(Stored data)
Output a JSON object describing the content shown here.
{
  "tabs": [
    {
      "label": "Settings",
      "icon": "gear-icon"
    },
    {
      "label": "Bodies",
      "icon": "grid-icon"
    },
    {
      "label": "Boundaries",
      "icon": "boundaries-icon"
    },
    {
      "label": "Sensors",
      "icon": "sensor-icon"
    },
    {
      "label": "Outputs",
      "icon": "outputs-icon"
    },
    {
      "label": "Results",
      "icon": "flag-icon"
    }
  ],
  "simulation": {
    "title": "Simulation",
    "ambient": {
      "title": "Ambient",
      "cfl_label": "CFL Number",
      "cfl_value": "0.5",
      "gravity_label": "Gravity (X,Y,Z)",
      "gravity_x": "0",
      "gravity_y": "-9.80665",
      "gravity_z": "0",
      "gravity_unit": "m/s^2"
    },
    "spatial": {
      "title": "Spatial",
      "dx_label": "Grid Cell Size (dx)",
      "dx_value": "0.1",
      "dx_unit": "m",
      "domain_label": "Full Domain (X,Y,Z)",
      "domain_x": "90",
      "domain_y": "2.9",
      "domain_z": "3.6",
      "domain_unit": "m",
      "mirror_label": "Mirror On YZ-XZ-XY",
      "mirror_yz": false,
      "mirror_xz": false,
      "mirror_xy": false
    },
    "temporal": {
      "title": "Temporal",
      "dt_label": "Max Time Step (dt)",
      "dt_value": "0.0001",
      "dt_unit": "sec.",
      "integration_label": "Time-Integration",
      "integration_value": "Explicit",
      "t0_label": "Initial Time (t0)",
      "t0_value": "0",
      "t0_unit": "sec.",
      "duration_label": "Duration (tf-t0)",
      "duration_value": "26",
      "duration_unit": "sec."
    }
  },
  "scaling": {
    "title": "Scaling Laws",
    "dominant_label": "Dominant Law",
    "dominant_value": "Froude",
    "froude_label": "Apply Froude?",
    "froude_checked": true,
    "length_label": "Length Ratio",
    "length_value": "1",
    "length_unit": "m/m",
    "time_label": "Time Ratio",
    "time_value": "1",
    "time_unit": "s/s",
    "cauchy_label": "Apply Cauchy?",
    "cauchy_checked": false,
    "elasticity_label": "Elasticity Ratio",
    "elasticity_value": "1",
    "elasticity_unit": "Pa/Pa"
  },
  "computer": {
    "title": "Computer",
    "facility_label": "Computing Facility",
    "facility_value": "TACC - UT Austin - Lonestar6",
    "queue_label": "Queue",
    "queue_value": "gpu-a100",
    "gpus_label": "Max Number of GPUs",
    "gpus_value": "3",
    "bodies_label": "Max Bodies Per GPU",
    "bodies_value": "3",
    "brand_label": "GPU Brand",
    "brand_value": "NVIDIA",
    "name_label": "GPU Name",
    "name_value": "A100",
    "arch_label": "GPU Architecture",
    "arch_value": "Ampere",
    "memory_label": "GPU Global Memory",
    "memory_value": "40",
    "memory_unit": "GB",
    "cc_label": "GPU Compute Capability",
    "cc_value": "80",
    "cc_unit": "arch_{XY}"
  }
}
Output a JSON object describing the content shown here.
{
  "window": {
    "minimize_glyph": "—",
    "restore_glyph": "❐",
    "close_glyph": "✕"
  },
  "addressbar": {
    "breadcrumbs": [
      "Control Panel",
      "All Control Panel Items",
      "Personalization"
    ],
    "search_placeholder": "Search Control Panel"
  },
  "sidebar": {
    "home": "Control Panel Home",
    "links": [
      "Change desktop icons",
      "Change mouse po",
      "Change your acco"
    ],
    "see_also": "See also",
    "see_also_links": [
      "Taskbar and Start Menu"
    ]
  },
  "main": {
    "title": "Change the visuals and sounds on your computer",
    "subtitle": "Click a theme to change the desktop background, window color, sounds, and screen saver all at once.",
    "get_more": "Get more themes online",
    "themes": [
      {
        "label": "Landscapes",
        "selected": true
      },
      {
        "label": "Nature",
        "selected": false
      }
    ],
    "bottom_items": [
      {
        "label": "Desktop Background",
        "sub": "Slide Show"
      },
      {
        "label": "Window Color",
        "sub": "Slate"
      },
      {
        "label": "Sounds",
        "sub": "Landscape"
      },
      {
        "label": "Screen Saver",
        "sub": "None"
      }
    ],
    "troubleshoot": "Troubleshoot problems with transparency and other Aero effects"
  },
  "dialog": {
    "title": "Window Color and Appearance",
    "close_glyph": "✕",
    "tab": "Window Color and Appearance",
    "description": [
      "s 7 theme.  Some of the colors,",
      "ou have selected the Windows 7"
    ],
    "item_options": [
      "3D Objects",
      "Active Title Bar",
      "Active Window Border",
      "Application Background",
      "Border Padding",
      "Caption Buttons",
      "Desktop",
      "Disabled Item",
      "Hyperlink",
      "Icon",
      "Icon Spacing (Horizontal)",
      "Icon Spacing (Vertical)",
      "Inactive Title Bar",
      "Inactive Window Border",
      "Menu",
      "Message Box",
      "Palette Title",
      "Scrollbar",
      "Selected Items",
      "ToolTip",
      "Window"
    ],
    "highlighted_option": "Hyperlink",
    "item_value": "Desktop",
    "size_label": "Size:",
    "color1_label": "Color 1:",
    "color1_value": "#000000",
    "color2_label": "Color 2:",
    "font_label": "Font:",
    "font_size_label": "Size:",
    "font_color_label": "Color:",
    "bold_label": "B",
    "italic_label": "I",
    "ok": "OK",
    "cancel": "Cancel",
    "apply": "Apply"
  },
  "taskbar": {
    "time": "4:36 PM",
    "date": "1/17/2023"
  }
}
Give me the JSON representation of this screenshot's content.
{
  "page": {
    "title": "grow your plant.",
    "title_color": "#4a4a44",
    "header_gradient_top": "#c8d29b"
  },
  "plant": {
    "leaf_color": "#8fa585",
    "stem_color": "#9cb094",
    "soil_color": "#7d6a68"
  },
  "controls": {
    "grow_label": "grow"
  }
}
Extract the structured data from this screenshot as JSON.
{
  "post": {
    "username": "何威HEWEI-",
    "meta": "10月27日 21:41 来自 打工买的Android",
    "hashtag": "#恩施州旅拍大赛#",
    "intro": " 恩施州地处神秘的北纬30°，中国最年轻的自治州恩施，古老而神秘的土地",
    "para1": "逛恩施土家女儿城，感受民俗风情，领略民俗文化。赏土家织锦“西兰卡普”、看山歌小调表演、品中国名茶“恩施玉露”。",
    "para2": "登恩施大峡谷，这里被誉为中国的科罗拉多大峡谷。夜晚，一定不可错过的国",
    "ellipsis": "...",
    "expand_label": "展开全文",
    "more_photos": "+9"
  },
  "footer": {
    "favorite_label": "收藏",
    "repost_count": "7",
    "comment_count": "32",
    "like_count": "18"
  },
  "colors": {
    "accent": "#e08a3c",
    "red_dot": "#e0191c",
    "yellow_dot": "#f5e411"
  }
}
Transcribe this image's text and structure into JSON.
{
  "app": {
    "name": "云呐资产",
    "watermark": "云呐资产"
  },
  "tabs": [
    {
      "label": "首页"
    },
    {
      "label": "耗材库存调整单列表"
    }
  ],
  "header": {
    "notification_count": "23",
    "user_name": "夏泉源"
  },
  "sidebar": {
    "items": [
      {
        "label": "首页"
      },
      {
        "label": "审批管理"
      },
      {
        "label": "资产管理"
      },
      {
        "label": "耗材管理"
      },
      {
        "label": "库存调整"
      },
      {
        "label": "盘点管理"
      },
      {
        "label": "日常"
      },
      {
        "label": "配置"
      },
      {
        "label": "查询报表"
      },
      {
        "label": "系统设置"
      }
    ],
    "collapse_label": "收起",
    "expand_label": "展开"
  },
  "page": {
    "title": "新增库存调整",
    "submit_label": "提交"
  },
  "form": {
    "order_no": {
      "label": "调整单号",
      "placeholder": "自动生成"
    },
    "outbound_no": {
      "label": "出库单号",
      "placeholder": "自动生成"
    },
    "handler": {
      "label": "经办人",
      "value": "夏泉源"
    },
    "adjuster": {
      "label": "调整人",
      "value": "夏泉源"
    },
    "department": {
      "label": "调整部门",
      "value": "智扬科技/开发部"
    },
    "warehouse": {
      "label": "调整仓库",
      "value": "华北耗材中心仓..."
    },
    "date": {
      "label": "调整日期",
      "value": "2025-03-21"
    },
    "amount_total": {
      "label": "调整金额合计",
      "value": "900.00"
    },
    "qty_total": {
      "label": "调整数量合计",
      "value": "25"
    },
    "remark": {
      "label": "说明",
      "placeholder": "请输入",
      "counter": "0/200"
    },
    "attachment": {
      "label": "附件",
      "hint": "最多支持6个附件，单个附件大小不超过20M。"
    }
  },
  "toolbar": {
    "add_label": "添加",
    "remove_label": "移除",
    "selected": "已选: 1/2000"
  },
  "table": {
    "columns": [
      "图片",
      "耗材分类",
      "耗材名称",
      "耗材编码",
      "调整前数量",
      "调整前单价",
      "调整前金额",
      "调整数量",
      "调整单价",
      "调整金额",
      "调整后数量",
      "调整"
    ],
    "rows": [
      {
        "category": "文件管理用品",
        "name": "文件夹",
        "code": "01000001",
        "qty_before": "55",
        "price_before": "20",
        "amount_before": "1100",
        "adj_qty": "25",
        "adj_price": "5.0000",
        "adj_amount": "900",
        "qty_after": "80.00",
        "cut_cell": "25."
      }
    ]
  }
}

» Directive
Copy down every line of the entries containing the word "themes".

» Solution for this problem
    "get_more": "Get more themes online",
    "themes": [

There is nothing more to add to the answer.